**What you will do:** Set the data down again, exactly as it reads, but without the pictures.

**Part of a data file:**
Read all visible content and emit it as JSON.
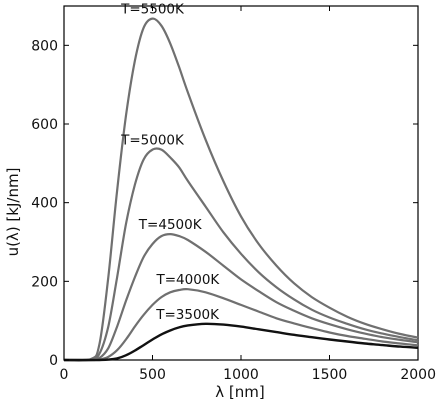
{
  "chart_data": {
    "type": "line",
    "title": "",
    "xlabel": "λ [nm]",
    "ylabel": "u(λ) [kJ/nm]",
    "xlim": [
      0,
      2000
    ],
    "ylim": [
      0,
      900
    ],
    "x_ticks": [
      0,
      500,
      1000,
      1500,
      2000
    ],
    "y_ticks": [
      0,
      200,
      400,
      600,
      800
    ],
    "grid": false,
    "legend": "none",
    "x": [
      0,
      150,
      200,
      250,
      300,
      350,
      400,
      450,
      500,
      550,
      600,
      650,
      700,
      800,
      900,
      1000,
      1100,
      1200,
      1300,
      1400,
      1500,
      1600,
      1700,
      1800,
      1900,
      2000
    ],
    "series": [
      {
        "name": "T=5500K",
        "color": "#707070",
        "values": [
          0,
          2,
          40,
          210,
          430,
          620,
          760,
          845,
          868,
          850,
          805,
          745,
          680,
          560,
          455,
          365,
          295,
          240,
          195,
          160,
          133,
          110,
          92,
          78,
          66,
          57
        ]
      },
      {
        "name": "T=5000K",
        "color": "#707070",
        "values": [
          0,
          1,
          16,
          85,
          210,
          345,
          445,
          510,
          535,
          535,
          515,
          490,
          455,
          390,
          325,
          270,
          223,
          185,
          154,
          128,
          108,
          92,
          78,
          67,
          58,
          50
        ]
      },
      {
        "name": "T=4500K",
        "color": "#707070",
        "values": [
          0,
          0,
          5,
          30,
          85,
          150,
          210,
          262,
          295,
          315,
          320,
          315,
          305,
          275,
          240,
          205,
          175,
          147,
          125,
          106,
          91,
          78,
          67,
          58,
          51,
          45
        ]
      },
      {
        "name": "T=4000K",
        "color": "#707070",
        "values": [
          0,
          0,
          1,
          8,
          25,
          52,
          85,
          115,
          140,
          160,
          172,
          178,
          180,
          172,
          157,
          140,
          123,
          106,
          93,
          81,
          70,
          61,
          54,
          47,
          42,
          37
        ]
      },
      {
        "name": "T=3500K",
        "color": "#111111",
        "values": [
          0,
          0,
          0,
          1,
          4,
          12,
          24,
          38,
          52,
          65,
          75,
          83,
          88,
          92,
          90,
          85,
          78,
          71,
          64,
          58,
          52,
          47,
          42,
          38,
          34,
          31
        ]
      }
    ]
  }
}
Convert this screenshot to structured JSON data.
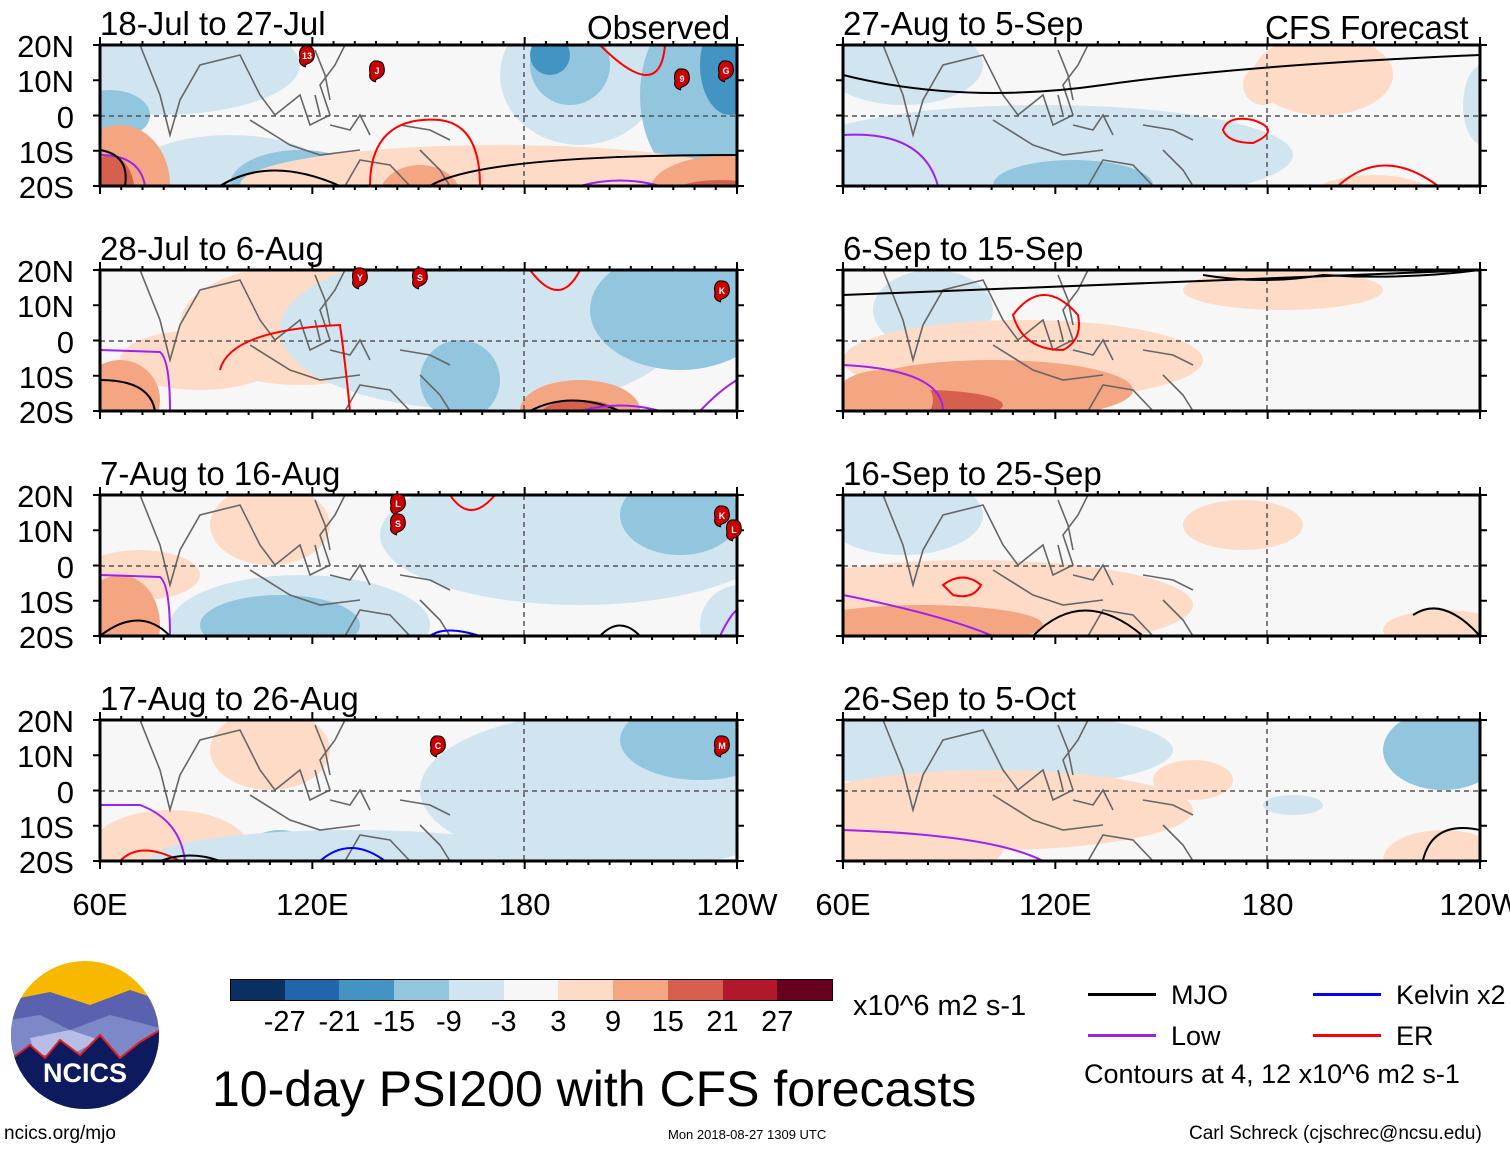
{
  "figure": {
    "title": "10-day PSI200 with CFS forecasts",
    "observed_label": "Observed",
    "forecast_label": "CFS Forecast",
    "timestamp": "Mon 2018-08-27 1309 UTC",
    "url": "ncics.org/mjo",
    "author": "Carl Schreck (cjschrec@ncsu.edu)",
    "logo_text": "NCICS"
  },
  "axes": {
    "lat_labels": [
      "20N",
      "10N",
      "0",
      "10S",
      "20S"
    ],
    "lon_labels": [
      "60E",
      "120E",
      "180",
      "120W"
    ]
  },
  "panels_observed": [
    {
      "title": "18-Jul to 27-Jul",
      "storms": [
        "13",
        "J",
        "9",
        "G"
      ]
    },
    {
      "title": "28-Jul to 6-Aug",
      "storms": [
        "Y",
        "S",
        "K"
      ]
    },
    {
      "title": "7-Aug to 16-Aug",
      "storms": [
        "L",
        "S",
        "K",
        "L"
      ]
    },
    {
      "title": "17-Aug to 26-Aug",
      "storms": [
        "C",
        "M"
      ]
    }
  ],
  "panels_forecast": [
    {
      "title": "27-Aug to 5-Sep"
    },
    {
      "title": "6-Sep to 15-Sep"
    },
    {
      "title": "16-Sep to 25-Sep"
    },
    {
      "title": "26-Sep to 5-Oct"
    }
  ],
  "colorbar": {
    "ticks": [
      "-27",
      "-21",
      "-15",
      "-9",
      "-3",
      "3",
      "9",
      "15",
      "21",
      "27"
    ],
    "units": "x10^6 m2 s-1",
    "colors": [
      "#0a3062",
      "#2166ac",
      "#4393c3",
      "#92c5de",
      "#d1e5f0",
      "#f7f7f7",
      "#fddbc7",
      "#f4a582",
      "#d6604d",
      "#b2182b",
      "#67001f"
    ]
  },
  "legend": {
    "items": [
      {
        "label": "MJO",
        "color": "#000000"
      },
      {
        "label": "Kelvin x2",
        "color": "#0000ff"
      },
      {
        "label": "Low",
        "color": "#a020f0"
      },
      {
        "label": "ER",
        "color": "#ff0000"
      }
    ],
    "note": "Contours at 4, 12 x10^6 m2 s-1"
  }
}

**Reply to the task:**
Read all visible content and emit it as JSON.
{
  "chart_data": {
    "type": "line",
    "title": "",
    "xlabel": "λ [nm]",
    "ylabel": "u(λ) [kJ/nm]",
    "xlim": [
      0,
      2000
    ],
    "ylim": [
      0,
      900
    ],
    "x_ticks": [
      0,
      500,
      1000,
      1500,
      2000
    ],
    "y_ticks": [
      0,
      200,
      400,
      600,
      800
    ],
    "grid": false,
    "legend": "none",
    "x": [
      0,
      150,
      200,
      250,
      300,
      350,
      400,
      450,
      500,
      550,
      600,
      650,
      700,
      800,
      900,
      1000,
      1100,
      1200,
      1300,
      1400,
      1500,
      1600,
      1700,
      1800,
      1900,
      2000
    ],
    "series": [
      {
        "name": "T=5500K",
        "color": "#707070",
        "values": [
          0,
          2,
          40,
          210,
          430,
          620,
          760,
          845,
          868,
          850,
          805,
          745,
          680,
          560,
          455,
          365,
          295,
          240,
          195,
          160,
          133,
          110,
          92,
          78,
          66,
          57
        ]
      },
      {
        "name": "T=5000K",
        "color": "#707070",
        "values": [
          0,
          1,
          16,
          85,
          210,
          345,
          445,
          510,
          535,
          535,
          515,
          490,
          455,
          390,
          325,
          270,
          223,
          185,
          154,
          128,
          108,
          92,
          78,
          67,
          58,
          50
        ]
      },
      {
        "name": "T=4500K",
        "color": "#707070",
        "values": [
          0,
          0,
          5,
          30,
          85,
          150,
          210,
          262,
          295,
          315,
          320,
          315,
          305,
          275,
          240,
          205,
          175,
          147,
          125,
          106,
          91,
          78,
          67,
          58,
          51,
          45
        ]
      },
      {
        "name": "T=4000K",
        "color": "#707070",
        "values": [
          0,
          0,
          1,
          8,
          25,
          52,
          85,
          115,
          140,
          160,
          172,
          178,
          180,
          172,
          157,
          140,
          123,
          106,
          93,
          81,
          70,
          61,
          54,
          47,
          42,
          37
        ]
      },
      {
        "name": "T=3500K",
        "color": "#111111",
        "values": [
          0,
          0,
          0,
          1,
          4,
          12,
          24,
          38,
          52,
          65,
          75,
          83,
          88,
          92,
          90,
          85,
          78,
          71,
          64,
          58,
          52,
          47,
          42,
          38,
          34,
          31
        ]
      }
    ]
  }
}
Convert this screenshot to structured JSON data.
{
  "figure": {
    "title": "10-day PSI200 with CFS forecasts",
    "observed_label": "Observed",
    "forecast_label": "CFS Forecast",
    "timestamp": "Mon 2018-08-27 1309 UTC",
    "url": "ncics.org/mjo",
    "author": "Carl Schreck (cjschrec@ncsu.edu)",
    "logo_text": "NCICS"
  },
  "axes": {
    "lat_labels": [
      "20N",
      "10N",
      "0",
      "10S",
      "20S"
    ],
    "lon_labels": [
      "60E",
      "120E",
      "180",
      "120W"
    ]
  },
  "panels_observed": [
    {
      "title": "18-Jul to 27-Jul",
      "storms": [
        "13",
        "J",
        "9",
        "G"
      ]
    },
    {
      "title": "28-Jul to 6-Aug",
      "storms": [
        "Y",
        "S",
        "K"
      ]
    },
    {
      "title": "7-Aug to 16-Aug",
      "storms": [
        "L",
        "S",
        "K",
        "L"
      ]
    },
    {
      "title": "17-Aug to 26-Aug",
      "storms": [
        "C",
        "M"
      ]
    }
  ],
  "panels_forecast": [
    {
      "title": "27-Aug to 5-Sep"
    },
    {
      "title": "6-Sep to 15-Sep"
    },
    {
      "title": "16-Sep to 25-Sep"
    },
    {
      "title": "26-Sep to 5-Oct"
    }
  ],
  "colorbar": {
    "ticks": [
      "-27",
      "-21",
      "-15",
      "-9",
      "-3",
      "3",
      "9",
      "15",
      "21",
      "27"
    ],
    "units": "x10^6 m2 s-1",
    "colors": [
      "#0a3062",
      "#2166ac",
      "#4393c3",
      "#92c5de",
      "#d1e5f0",
      "#f7f7f7",
      "#fddbc7",
      "#f4a582",
      "#d6604d",
      "#b2182b",
      "#67001f"
    ]
  },
  "legend": {
    "items": [
      {
        "label": "MJO",
        "color": "#000000"
      },
      {
        "label": "Kelvin x2",
        "color": "#0000ff"
      },
      {
        "label": "Low",
        "color": "#a020f0"
      },
      {
        "label": "ER",
        "color": "#ff0000"
      }
    ],
    "note": "Contours at 4, 12 x10^6 m2 s-1"
  }
}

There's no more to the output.